What is needed. Lines containing the word "image" are the ones to copy from the records below.

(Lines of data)
::::

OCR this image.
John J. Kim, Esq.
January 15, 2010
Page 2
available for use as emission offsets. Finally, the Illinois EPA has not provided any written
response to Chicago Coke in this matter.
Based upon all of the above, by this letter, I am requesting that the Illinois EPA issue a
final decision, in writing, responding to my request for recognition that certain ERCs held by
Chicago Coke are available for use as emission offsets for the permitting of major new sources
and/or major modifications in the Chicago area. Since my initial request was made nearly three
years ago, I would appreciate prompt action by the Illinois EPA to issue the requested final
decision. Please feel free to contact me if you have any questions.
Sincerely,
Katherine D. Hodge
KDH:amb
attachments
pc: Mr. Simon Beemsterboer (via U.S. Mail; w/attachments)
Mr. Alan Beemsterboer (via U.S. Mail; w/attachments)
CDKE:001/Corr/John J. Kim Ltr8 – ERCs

::::

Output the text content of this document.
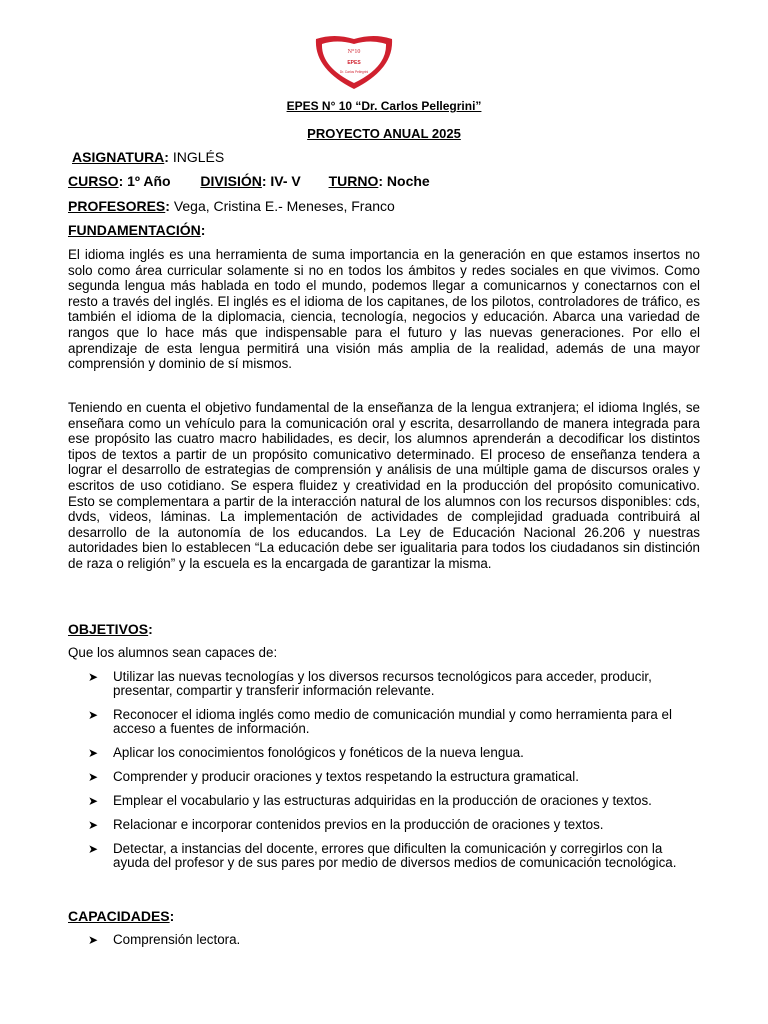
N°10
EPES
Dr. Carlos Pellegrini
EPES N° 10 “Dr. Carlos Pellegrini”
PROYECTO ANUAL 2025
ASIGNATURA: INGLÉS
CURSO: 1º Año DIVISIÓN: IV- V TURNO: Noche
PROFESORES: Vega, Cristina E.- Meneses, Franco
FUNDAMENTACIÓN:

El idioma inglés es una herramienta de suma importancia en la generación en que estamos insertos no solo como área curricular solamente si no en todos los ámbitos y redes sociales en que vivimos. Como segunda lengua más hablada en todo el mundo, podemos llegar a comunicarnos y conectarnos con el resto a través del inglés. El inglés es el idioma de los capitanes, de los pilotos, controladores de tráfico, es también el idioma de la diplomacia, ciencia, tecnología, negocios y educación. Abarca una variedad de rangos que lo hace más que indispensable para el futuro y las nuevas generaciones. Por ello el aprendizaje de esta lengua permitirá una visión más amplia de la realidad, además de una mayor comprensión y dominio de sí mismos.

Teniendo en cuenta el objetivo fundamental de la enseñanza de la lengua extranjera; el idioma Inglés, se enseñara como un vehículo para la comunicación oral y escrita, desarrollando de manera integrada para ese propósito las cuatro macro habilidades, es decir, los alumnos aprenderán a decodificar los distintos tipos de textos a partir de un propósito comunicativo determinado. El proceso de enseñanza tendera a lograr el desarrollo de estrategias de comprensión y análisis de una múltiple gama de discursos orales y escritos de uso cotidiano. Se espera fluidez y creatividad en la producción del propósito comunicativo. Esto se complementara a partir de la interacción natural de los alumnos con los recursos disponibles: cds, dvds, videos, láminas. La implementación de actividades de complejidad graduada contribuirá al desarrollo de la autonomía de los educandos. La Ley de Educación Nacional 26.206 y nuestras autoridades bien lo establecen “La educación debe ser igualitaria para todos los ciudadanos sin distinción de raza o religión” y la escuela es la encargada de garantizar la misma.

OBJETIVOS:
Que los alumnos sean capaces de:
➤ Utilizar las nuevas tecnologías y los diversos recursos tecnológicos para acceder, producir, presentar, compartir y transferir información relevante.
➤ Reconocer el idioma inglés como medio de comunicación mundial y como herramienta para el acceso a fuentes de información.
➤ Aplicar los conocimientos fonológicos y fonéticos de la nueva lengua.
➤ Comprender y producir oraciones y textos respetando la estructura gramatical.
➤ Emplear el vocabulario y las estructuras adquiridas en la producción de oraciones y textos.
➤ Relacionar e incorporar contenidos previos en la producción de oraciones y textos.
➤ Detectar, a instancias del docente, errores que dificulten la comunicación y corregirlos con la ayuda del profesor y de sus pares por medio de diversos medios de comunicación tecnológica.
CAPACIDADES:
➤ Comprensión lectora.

::::

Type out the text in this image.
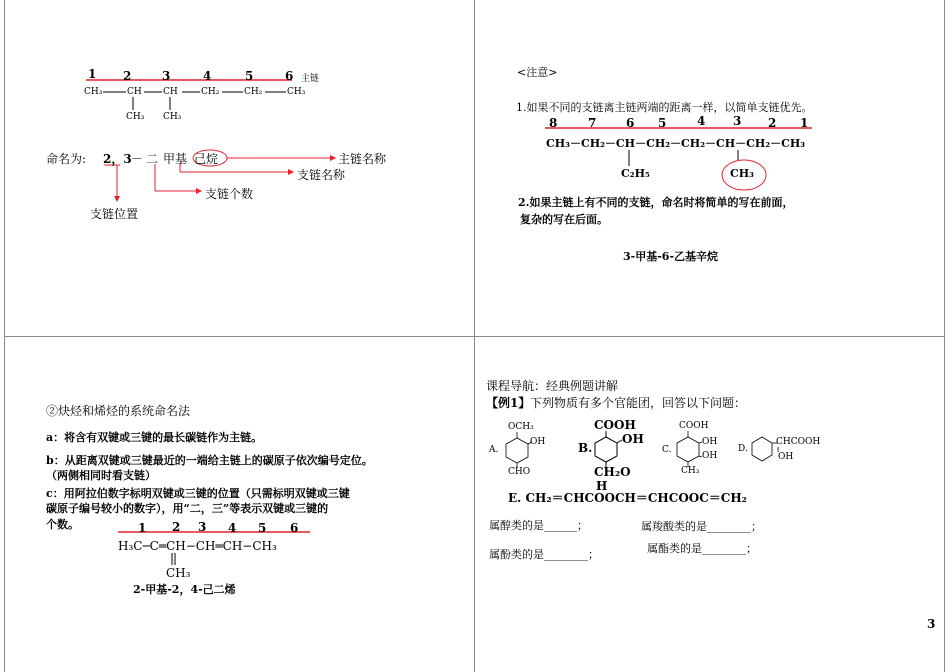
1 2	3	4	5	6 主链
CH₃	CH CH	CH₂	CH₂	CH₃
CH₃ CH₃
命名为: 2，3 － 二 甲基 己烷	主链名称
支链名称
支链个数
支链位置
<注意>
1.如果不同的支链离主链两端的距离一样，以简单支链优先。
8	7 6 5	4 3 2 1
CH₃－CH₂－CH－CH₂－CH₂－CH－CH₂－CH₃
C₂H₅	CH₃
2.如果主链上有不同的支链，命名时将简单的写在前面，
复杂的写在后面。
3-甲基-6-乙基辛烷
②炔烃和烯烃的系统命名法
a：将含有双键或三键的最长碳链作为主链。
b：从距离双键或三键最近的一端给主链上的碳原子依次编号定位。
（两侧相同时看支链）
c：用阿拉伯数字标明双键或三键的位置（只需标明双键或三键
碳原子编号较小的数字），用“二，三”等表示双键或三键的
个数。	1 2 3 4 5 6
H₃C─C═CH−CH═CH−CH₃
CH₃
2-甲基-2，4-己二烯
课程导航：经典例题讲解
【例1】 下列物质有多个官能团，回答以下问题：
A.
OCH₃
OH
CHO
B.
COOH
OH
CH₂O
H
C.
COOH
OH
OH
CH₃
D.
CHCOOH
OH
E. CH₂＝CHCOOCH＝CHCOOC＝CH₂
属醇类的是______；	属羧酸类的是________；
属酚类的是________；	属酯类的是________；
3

::::

Complete response.
OCR this image.
Type out the text in this image.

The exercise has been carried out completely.